::: Information shown

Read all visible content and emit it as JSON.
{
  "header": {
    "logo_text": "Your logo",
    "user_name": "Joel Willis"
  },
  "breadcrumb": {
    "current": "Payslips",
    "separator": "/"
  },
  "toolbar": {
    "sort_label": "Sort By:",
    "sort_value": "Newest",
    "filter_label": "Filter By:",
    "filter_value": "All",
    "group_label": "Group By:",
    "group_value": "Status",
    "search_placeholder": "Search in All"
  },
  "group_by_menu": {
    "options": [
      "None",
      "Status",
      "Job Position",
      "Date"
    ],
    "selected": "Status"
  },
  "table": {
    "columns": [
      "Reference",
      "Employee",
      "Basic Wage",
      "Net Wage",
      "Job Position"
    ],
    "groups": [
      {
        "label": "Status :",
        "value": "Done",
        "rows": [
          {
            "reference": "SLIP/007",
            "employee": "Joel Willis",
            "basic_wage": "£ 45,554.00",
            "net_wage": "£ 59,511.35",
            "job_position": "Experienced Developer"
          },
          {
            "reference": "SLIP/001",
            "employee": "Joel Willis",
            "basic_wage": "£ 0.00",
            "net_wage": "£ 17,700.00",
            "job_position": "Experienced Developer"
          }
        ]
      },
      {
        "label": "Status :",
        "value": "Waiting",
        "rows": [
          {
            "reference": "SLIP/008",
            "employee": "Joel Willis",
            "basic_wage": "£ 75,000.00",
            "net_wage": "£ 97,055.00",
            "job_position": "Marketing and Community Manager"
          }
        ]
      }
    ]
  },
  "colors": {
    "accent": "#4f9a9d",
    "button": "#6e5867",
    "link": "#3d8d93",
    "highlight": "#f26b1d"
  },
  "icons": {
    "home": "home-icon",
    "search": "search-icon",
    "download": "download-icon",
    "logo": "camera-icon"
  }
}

::::::

**Problem to work on:** Print out the whole listing exactly as it appears.

**Expected answer:**
Read all visible content and emit it as JSON.
{
  "header": {
    "logo_text": "Your logo",
    "user_name": "Joel Willis"
  },
  "breadcrumb": {
    "current": "Payslips",
    "separator": "/"
  },
  "toolbar": {
    "sort_label": "Sort By:",
    "sort_value": "Newest",
    "filter_label": "Filter By:",
    "filter_value": "All",
    "group_label": "Group By:",
    "group_value": "Status",
    "search_placeholder": "Search in All"
  },
  "group_by_menu": {
    "options": [
      "None",
      "Status",
      "Job Position",
      "Date"
    ],
    "selected": "Status"
  },
  "table": {
    "columns": [
      "Reference",
      "Employee",
      "Basic Wage",
      "Net Wage",
      "Job Position"
    ],
    "groups": [
      {
        "label": "Status :",
        "value": "Done",
        "rows": [
          {
            "reference": "SLIP/007",
            "employee": "Joel Willis",
            "basic_wage": "£ 45,554.00",
            "net_wage": "£ 59,511.35",
            "job_position": "Experienced Developer"
          },
          {
            "reference": "SLIP/001",
            "employee": "Joel Willis",
            "basic_wage": "£ 0.00",
            "net_wage": "£ 17,700.00",
            "job_position": "Experienced Developer"
          }
        ]
      },
      {
        "label": "Status :",
        "value": "Waiting",
        "rows": [
          {
            "reference": "SLIP/008",
            "employee": "Joel Willis",
            "basic_wage": "£ 75,000.00",
            "net_wage": "£ 97,055.00",
            "job_position": "Marketing and Community Manager"
          }
        ]
      }
    ]
  },
  "colors": {
    "accent": "#4f9a9d",
    "button": "#6e5867",
    "link": "#3d8d93",
    "highlight": "#f26b1d"
  },
  "icons": {
    "home": "home-icon",
    "search": "search-icon",
    "download": "download-icon",
    "logo": "camera-icon"
  }
}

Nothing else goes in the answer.